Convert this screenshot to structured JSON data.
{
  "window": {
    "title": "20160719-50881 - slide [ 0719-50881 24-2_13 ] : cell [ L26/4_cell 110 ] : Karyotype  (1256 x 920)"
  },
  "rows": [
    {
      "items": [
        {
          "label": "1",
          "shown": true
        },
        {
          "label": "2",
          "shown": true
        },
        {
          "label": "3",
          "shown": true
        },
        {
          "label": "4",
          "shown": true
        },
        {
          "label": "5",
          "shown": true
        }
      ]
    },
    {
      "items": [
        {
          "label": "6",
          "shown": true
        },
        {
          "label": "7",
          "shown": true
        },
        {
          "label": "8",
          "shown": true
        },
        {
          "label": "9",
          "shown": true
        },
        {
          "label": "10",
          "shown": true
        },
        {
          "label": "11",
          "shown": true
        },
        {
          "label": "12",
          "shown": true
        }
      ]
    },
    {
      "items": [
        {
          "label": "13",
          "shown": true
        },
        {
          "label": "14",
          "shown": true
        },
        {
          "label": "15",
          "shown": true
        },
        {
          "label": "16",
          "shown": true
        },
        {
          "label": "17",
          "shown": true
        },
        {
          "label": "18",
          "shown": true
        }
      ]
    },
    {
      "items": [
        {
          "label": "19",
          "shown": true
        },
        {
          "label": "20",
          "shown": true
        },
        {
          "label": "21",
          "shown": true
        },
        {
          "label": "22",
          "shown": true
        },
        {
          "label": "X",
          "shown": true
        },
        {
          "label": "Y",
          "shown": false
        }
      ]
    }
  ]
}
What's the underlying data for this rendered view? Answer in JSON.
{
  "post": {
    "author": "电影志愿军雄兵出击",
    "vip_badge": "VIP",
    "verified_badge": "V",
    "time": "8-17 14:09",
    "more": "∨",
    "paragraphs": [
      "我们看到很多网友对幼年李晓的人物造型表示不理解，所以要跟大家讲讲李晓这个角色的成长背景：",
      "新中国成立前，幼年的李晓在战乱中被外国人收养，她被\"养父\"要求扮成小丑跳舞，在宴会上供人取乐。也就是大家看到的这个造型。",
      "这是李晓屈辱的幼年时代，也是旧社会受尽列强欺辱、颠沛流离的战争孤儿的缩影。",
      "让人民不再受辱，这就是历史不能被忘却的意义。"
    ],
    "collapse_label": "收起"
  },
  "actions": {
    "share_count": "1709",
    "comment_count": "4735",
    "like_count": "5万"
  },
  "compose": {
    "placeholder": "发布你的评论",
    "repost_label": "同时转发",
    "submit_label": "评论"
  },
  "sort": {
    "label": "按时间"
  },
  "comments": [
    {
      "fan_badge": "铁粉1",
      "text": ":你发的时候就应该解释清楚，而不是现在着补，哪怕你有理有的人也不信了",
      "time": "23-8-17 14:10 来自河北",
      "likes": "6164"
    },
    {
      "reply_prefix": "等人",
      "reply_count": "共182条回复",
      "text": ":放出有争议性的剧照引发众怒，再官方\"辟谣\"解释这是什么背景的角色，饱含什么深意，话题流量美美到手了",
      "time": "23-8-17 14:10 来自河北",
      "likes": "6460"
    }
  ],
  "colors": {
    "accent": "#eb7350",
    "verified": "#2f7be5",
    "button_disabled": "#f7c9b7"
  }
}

__REQUEST__. Reproduce the data shown above exactly.

__RESULT FOR THIS TASK__.
Convert this screenshot to structured JSON data.
{
  "window": {
    "title": "20160719-50881 - slide [ 0719-50881 24-2_13 ] : cell [ L26/4_cell 110 ] : Karyotype  (1256 x 920)"
  },
  "rows": [
    {
      "items": [
        {
          "label": "1",
          "shown": true
        },
        {
          "label": "2",
          "shown": true
        },
        {
          "label": "3",
          "shown": true
        },
        {
          "label": "4",
          "shown": true
        },
        {
          "label": "5",
          "shown": true
        }
      ]
    },
    {
      "items": [
        {
          "label": "6",
          "shown": true
        },
        {
          "label": "7",
          "shown": true
        },
        {
          "label": "8",
          "shown": true
        },
        {
          "label": "9",
          "shown": true
        },
        {
          "label": "10",
          "shown": true
        },
        {
          "label": "11",
          "shown": true
        },
        {
          "label": "12",
          "shown": true
        }
      ]
    },
    {
      "items": [
        {
          "label": "13",
          "shown": true
        },
        {
          "label": "14",
          "shown": true
        },
        {
          "label": "15",
          "shown": true
        },
        {
          "label": "16",
          "shown": true
        },
        {
          "label": "17",
          "shown": true
        },
        {
          "label": "18",
          "shown": true
        }
      ]
    },
    {
      "items": [
        {
          "label": "19",
          "shown": true
        },
        {
          "label": "20",
          "shown": true
        },
        {
          "label": "21",
          "shown": true
        },
        {
          "label": "22",
          "shown": true
        },
        {
          "label": "X",
          "shown": true
        },
        {
          "label": "Y",
          "shown": false
        }
      ]
    }
  ]
}
What's the underlying data for this rendered view? Answer in JSON.
{
  "post": {
    "author": "电影志愿军雄兵出击",
    "vip_badge": "VIP",
    "verified_badge": "V",
    "time": "8-17 14:09",
    "more": "∨",
    "paragraphs": [
      "我们看到很多网友对幼年李晓的人物造型表示不理解，所以要跟大家讲讲李晓这个角色的成长背景：",
      "新中国成立前，幼年的李晓在战乱中被外国人收养，她被\"养父\"要求扮成小丑跳舞，在宴会上供人取乐。也就是大家看到的这个造型。",
      "这是李晓屈辱的幼年时代，也是旧社会受尽列强欺辱、颠沛流离的战争孤儿的缩影。",
      "让人民不再受辱，这就是历史不能被忘却的意义。"
    ],
    "collapse_label": "收起"
  },
  "actions": {
    "share_count": "1709",
    "comment_count": "4735",
    "like_count": "5万"
  },
  "compose": {
    "placeholder": "发布你的评论",
    "repost_label": "同时转发",
    "submit_label": "评论"
  },
  "sort": {
    "label": "按时间"
  },
  "comments": [
    {
      "fan_badge": "铁粉1",
      "text": ":你发的时候就应该解释清楚，而不是现在着补，哪怕你有理有的人也不信了",
      "time": "23-8-17 14:10 来自河北",
      "likes": "6164"
    },
    {
      "reply_prefix": "等人",
      "reply_count": "共182条回复",
      "text": ":放出有争议性的剧照引发众怒，再官方\"辟谣\"解释这是什么背景的角色，饱含什么深意，话题流量美美到手了",
      "time": "23-8-17 14:10 来自河北",
      "likes": "6460"
    }
  ],
  "colors": {
    "accent": "#eb7350",
    "verified": "#2f7be5",
    "button_disabled": "#f7c9b7"
  }
}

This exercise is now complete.